#### [Your instructions]
Wherever the string "Mustermann" shows up in a line, count that line. Give the total alone.

#### [Working data]
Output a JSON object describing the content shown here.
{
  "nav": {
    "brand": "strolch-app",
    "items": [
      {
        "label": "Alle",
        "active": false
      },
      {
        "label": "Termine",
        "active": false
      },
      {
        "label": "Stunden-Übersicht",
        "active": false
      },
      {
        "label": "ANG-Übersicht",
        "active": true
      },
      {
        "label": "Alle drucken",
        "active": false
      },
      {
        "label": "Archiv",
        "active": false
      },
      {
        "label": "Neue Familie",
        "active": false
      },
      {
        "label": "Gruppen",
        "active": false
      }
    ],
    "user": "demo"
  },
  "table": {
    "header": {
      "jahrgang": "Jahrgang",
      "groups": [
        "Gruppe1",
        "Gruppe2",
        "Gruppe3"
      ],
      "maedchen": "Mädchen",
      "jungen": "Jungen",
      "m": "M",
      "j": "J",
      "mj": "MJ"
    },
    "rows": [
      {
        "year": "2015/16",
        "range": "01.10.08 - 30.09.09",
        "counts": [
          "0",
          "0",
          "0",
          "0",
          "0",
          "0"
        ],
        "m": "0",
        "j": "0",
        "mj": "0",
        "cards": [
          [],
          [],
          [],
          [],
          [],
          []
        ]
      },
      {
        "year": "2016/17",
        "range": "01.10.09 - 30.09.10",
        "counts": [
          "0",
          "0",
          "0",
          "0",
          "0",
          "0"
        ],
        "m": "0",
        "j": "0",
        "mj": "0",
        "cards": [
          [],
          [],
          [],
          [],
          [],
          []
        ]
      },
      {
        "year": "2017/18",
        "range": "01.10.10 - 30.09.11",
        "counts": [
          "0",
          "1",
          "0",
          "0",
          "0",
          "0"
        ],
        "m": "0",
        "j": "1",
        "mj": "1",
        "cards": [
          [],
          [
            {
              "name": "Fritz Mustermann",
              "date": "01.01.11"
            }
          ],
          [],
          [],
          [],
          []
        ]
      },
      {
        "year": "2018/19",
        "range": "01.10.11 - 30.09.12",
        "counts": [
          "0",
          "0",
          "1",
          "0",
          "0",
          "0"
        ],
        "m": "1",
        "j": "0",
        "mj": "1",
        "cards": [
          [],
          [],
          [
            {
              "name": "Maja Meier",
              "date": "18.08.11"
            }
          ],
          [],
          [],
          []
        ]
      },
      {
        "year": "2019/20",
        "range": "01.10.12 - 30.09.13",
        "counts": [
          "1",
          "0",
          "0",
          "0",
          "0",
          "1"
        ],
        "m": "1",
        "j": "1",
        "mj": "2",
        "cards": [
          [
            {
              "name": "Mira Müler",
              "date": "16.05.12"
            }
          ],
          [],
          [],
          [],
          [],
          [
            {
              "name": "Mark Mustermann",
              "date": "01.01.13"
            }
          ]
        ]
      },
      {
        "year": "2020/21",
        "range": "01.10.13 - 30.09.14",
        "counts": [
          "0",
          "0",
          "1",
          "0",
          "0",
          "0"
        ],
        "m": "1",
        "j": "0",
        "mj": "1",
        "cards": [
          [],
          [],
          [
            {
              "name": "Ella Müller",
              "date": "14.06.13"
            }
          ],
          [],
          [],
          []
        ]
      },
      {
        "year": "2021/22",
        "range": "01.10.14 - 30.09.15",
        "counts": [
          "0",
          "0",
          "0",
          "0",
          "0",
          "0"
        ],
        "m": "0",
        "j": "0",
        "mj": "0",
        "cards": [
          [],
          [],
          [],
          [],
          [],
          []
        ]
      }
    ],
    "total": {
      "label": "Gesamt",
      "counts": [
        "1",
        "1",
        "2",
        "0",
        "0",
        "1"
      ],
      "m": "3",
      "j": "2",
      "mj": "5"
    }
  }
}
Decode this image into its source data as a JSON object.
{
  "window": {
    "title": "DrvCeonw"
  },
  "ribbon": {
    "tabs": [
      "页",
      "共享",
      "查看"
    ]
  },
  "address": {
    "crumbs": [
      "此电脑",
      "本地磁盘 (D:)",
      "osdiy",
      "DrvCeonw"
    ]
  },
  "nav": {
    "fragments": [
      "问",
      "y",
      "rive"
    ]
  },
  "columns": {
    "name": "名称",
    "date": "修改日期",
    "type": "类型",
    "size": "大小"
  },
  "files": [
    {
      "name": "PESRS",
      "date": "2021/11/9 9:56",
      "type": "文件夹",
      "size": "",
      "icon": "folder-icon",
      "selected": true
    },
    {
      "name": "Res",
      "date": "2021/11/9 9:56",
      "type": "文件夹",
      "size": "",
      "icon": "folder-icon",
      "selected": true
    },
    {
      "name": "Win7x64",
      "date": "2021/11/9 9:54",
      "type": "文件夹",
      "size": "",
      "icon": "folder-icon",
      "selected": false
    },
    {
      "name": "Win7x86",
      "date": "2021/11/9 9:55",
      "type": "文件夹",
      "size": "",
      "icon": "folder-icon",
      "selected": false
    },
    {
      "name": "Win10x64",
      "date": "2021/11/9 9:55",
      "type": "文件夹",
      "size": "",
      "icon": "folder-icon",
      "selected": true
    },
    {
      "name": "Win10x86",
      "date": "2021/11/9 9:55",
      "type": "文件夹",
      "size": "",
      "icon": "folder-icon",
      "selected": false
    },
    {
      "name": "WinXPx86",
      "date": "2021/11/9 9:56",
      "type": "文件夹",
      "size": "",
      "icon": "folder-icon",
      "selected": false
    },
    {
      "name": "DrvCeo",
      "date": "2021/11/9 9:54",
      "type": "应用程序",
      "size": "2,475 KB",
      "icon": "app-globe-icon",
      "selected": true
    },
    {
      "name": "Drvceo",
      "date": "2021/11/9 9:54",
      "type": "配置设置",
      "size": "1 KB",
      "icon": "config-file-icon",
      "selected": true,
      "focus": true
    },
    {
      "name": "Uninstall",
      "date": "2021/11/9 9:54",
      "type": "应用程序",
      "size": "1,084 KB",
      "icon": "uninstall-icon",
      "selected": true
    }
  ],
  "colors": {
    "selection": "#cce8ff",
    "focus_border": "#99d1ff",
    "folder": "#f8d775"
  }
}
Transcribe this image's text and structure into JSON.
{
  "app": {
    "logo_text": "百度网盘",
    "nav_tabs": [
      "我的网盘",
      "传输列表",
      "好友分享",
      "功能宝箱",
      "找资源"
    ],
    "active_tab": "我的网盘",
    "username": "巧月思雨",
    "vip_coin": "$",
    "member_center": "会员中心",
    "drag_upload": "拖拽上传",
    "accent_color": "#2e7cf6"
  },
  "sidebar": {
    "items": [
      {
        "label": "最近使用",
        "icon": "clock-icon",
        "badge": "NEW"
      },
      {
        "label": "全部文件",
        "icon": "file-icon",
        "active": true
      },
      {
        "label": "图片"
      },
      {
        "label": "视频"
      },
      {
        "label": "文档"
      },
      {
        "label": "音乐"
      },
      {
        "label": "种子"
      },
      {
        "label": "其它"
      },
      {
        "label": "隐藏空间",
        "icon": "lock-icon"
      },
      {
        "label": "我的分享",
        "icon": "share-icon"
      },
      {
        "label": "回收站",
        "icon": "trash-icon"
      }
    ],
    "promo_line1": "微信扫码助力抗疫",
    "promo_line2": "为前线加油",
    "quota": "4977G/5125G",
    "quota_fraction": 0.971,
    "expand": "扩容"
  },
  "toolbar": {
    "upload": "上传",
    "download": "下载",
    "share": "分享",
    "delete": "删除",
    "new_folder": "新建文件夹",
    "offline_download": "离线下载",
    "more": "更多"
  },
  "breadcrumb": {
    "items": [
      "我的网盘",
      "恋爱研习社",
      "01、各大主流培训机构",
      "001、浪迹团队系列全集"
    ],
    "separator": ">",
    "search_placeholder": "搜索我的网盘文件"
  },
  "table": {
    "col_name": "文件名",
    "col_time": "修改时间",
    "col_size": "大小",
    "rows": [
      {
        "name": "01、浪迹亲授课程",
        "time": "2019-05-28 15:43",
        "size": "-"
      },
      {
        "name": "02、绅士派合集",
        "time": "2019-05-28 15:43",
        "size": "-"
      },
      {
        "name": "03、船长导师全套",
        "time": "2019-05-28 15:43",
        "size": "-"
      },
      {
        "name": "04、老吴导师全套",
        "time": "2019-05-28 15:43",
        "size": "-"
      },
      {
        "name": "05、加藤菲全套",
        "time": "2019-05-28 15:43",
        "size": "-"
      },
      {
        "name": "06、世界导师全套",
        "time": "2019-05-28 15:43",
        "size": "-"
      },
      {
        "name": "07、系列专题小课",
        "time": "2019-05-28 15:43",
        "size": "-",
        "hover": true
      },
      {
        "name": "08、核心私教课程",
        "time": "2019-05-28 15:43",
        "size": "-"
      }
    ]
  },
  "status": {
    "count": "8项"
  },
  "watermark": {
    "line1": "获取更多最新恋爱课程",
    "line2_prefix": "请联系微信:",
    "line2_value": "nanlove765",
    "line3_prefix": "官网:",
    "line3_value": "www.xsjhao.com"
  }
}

#### [Answer to this problem]
2